■ GIVEN EXERCISE
Lines containing the word "totam" should be extracted in full.

■ EXTRACTED MATERIAL
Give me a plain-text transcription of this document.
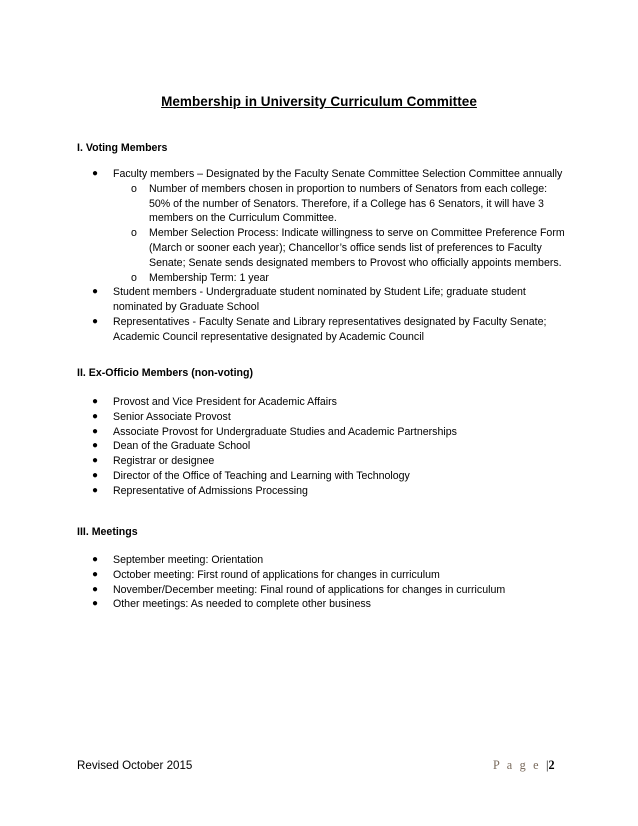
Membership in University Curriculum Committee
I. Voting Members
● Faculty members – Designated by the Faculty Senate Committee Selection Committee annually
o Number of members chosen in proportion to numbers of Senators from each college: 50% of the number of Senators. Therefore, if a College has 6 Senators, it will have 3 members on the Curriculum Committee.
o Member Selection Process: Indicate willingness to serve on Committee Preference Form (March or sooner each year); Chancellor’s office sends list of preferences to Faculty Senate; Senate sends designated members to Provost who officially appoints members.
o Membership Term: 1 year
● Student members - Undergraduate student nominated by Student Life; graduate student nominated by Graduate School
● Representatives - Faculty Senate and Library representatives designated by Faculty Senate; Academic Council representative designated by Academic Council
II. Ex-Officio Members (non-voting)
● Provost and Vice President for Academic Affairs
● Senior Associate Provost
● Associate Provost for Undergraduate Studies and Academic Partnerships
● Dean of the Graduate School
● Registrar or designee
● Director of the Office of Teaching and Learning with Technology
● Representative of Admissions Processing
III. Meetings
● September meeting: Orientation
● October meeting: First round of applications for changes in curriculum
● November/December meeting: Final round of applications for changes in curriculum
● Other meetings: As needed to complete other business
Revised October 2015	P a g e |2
--
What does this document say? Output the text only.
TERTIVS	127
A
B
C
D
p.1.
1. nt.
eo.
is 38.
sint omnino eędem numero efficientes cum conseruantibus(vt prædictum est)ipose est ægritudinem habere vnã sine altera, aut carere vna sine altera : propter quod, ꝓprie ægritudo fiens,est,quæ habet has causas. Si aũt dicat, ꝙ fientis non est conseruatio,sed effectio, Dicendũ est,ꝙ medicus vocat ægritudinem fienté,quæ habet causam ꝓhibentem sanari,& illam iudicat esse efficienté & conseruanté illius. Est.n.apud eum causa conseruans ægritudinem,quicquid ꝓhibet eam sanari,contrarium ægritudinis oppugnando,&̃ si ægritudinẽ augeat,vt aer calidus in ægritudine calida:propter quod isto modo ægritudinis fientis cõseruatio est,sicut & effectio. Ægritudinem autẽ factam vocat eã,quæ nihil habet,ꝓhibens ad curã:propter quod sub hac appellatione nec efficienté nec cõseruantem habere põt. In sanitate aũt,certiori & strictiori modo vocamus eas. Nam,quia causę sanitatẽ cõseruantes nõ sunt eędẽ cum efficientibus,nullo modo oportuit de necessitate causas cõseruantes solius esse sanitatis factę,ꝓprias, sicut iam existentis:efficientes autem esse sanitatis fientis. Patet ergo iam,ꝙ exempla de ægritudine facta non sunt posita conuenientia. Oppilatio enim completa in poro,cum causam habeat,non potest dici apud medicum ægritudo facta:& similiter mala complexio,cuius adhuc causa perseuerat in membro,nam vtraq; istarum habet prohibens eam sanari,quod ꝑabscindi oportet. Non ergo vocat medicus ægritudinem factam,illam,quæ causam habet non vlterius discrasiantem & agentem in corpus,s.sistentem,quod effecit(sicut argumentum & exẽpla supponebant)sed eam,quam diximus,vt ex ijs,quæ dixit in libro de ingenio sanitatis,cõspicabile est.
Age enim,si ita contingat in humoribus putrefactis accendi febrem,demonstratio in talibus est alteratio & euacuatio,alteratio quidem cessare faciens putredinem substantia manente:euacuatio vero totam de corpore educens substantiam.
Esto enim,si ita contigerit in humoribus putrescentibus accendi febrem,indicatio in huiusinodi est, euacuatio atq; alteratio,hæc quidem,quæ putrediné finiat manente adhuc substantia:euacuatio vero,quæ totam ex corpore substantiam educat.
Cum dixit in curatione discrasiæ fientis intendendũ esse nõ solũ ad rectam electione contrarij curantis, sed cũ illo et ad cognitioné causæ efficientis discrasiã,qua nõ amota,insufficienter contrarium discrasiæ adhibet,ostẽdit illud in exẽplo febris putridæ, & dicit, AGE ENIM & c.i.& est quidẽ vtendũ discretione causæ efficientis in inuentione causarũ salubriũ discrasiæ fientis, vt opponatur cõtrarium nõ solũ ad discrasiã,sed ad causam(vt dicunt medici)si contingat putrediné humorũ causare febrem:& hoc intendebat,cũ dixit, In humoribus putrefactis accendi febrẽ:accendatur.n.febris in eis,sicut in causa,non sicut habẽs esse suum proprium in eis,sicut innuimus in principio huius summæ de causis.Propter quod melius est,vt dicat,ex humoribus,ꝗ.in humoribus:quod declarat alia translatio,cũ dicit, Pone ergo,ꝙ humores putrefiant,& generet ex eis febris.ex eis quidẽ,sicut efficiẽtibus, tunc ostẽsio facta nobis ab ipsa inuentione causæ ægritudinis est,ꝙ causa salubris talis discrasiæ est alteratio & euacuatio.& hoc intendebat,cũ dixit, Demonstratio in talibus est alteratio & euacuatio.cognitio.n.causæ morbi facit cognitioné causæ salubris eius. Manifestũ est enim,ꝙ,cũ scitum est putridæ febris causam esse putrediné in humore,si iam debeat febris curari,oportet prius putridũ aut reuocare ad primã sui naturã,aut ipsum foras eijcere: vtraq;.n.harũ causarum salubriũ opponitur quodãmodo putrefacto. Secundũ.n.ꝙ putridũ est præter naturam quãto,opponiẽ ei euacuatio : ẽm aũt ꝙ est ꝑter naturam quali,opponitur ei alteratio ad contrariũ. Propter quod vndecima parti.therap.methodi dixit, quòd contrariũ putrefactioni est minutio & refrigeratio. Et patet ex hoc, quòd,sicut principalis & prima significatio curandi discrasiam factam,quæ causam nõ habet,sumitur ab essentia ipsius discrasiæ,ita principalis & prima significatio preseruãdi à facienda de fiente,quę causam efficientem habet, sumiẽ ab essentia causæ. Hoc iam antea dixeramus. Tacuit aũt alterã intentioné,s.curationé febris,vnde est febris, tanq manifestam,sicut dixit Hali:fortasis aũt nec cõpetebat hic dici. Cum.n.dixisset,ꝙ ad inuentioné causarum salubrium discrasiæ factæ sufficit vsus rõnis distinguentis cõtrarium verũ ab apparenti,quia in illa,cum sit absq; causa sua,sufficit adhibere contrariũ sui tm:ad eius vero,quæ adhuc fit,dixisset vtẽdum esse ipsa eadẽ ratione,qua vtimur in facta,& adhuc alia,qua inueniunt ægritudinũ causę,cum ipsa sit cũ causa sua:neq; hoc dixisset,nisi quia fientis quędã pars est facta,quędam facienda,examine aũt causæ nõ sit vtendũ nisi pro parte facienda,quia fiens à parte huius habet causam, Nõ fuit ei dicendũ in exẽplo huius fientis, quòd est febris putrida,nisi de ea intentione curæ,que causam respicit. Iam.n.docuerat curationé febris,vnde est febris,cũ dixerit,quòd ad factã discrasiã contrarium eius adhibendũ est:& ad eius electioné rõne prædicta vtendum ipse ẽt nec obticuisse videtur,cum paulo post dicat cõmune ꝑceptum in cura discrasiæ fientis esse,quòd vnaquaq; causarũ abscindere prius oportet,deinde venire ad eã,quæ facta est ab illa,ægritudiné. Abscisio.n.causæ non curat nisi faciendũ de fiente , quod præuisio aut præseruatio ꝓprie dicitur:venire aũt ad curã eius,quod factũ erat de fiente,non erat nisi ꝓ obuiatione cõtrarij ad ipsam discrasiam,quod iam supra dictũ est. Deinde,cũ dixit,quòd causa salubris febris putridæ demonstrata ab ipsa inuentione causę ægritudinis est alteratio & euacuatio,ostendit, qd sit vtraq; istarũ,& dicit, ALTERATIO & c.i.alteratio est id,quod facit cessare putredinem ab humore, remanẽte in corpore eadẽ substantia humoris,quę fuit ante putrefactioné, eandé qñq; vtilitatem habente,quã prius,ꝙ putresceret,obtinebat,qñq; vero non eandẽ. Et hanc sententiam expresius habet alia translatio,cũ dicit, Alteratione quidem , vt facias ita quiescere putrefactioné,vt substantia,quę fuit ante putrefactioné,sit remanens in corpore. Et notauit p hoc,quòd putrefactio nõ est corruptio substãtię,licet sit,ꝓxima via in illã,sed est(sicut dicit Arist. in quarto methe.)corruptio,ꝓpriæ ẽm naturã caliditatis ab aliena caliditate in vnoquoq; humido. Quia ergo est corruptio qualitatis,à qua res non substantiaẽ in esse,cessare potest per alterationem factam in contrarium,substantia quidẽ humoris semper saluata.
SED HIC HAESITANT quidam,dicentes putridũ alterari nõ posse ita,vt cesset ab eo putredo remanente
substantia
==
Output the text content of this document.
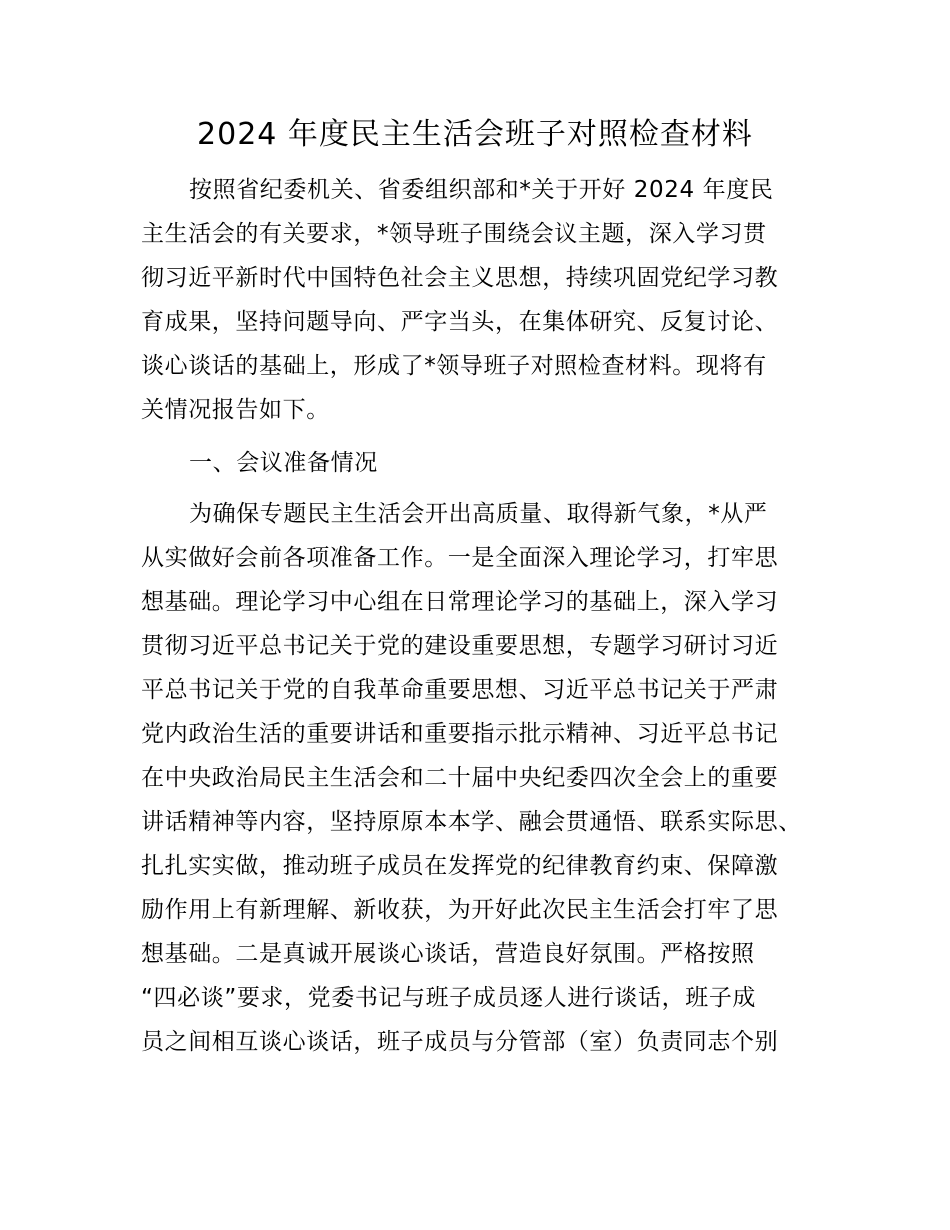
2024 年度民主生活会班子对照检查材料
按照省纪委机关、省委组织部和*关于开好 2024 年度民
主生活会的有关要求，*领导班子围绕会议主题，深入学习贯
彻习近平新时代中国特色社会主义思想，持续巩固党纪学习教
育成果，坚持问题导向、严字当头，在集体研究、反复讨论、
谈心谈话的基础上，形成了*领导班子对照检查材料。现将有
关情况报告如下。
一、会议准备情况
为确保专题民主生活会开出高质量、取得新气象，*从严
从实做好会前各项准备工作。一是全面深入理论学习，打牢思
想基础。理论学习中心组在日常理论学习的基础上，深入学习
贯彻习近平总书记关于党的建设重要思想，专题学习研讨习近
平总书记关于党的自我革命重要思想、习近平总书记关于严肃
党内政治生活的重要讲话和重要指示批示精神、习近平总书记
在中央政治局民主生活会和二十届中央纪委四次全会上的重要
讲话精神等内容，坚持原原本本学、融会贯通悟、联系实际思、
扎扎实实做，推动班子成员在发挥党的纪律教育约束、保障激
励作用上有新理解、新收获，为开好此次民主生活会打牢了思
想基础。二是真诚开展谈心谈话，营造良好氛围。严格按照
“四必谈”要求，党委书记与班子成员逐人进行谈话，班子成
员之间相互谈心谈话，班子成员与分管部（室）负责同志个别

■ EXERCISE RESULT
Age enim,si ita contingat in humoribus putrefactis accendi febrem,demonstratio in talibus est alteratio & euacuatio,alteratio quidem cessare faciens putredinem substantia manente:euacuatio vero totam de corpore educens substantiam.
Esto enim,si ita contigerit in humoribus putrescentibus accendi febrem,indicatio in huiusinodi est, euacuatio atq; alteratio,hæc quidem,quæ putrediné finiat manente adhuc substantia:euacuatio vero,quæ totam ex corpore substantiam educat.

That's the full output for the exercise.